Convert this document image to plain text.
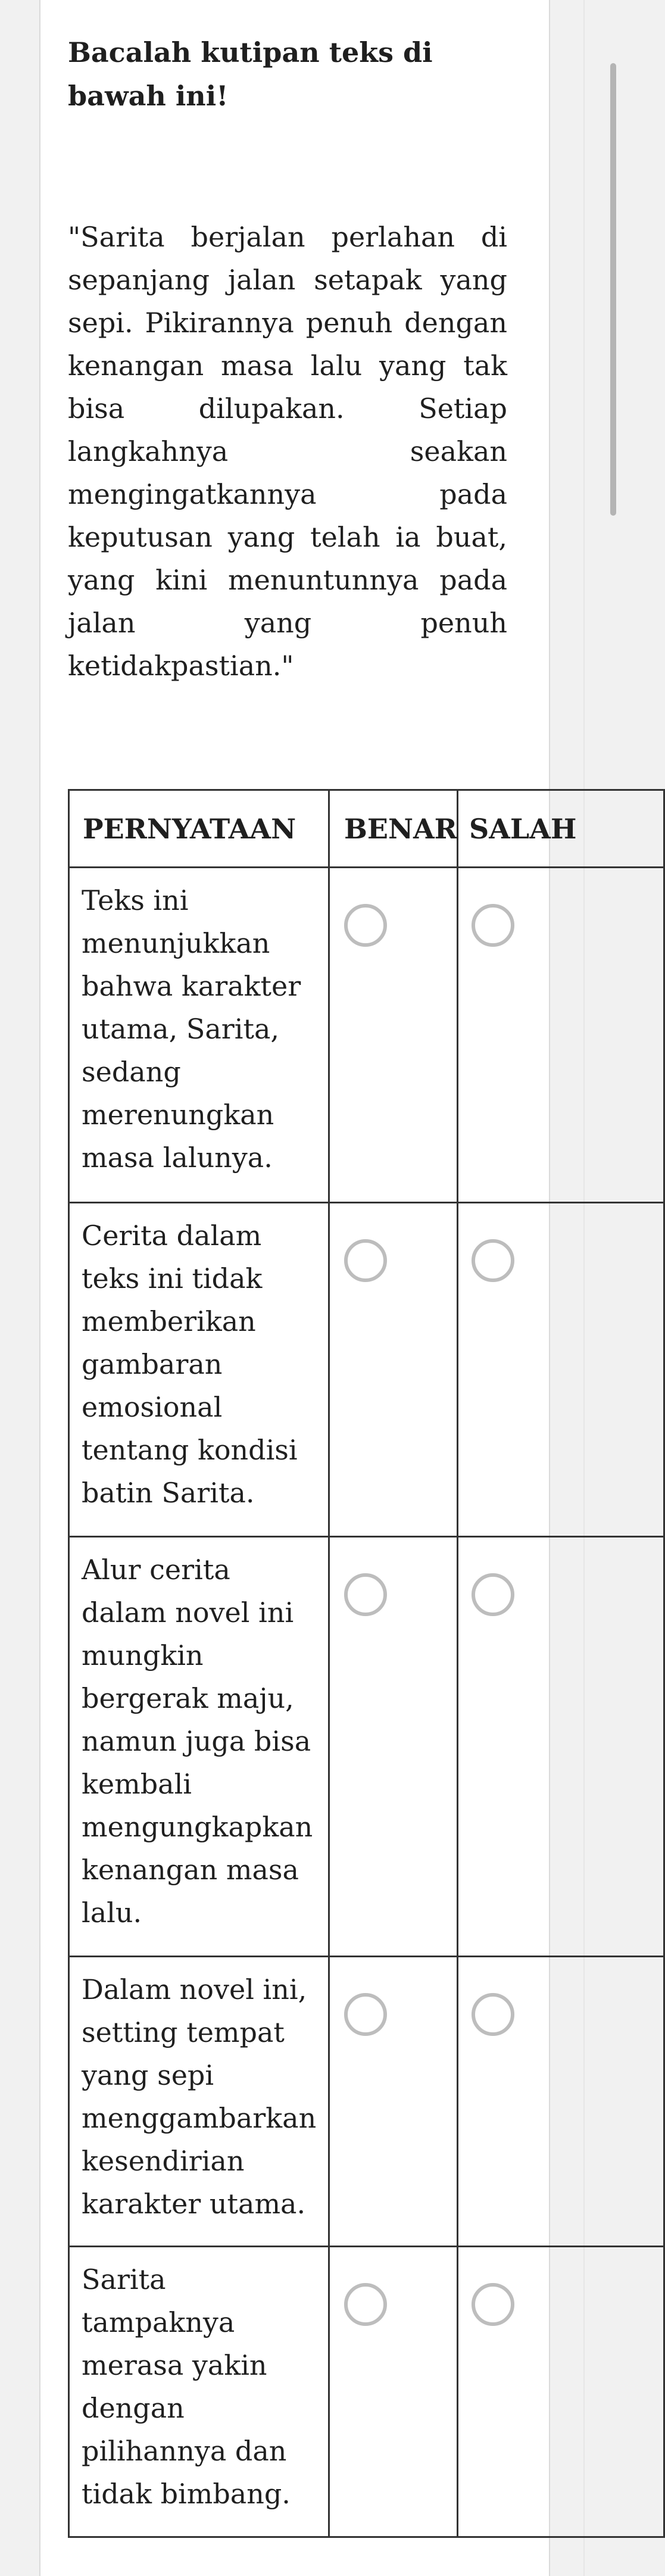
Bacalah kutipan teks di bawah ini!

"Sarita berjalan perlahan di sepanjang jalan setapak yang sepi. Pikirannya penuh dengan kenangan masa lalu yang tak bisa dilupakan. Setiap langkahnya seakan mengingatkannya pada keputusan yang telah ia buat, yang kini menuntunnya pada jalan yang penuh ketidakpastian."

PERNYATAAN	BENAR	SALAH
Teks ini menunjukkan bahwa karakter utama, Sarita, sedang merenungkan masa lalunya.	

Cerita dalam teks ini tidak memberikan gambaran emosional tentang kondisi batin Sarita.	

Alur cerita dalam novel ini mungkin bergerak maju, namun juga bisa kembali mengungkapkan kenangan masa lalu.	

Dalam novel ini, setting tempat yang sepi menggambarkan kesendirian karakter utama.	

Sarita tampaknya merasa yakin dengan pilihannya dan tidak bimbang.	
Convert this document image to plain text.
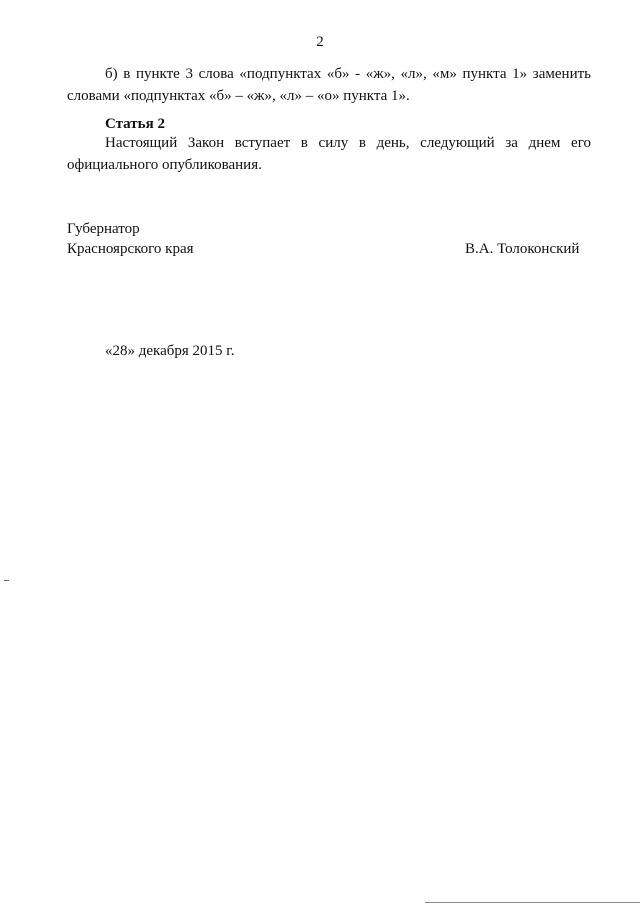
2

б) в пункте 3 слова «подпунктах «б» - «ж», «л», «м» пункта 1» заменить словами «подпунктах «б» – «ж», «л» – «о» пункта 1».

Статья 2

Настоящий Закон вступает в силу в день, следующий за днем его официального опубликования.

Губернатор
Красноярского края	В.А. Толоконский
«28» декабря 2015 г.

Request:
Lines containing the word "yang" must all be returned from the material above.

Problem solution:
"Sarita berjalan perlahan di sepanjang jalan setapak yang sepi. Pikirannya penuh dengan kenangan masa lalu yang tak bisa dilupakan. Setiap langkahnya seakan mengingatkannya pada keputusan yang telah ia buat, yang kini menuntunnya pada jalan yang penuh ketidakpastian."
Dalam novel ini, setting tempat yang sepi menggambarkan kesendirian karakter utama.	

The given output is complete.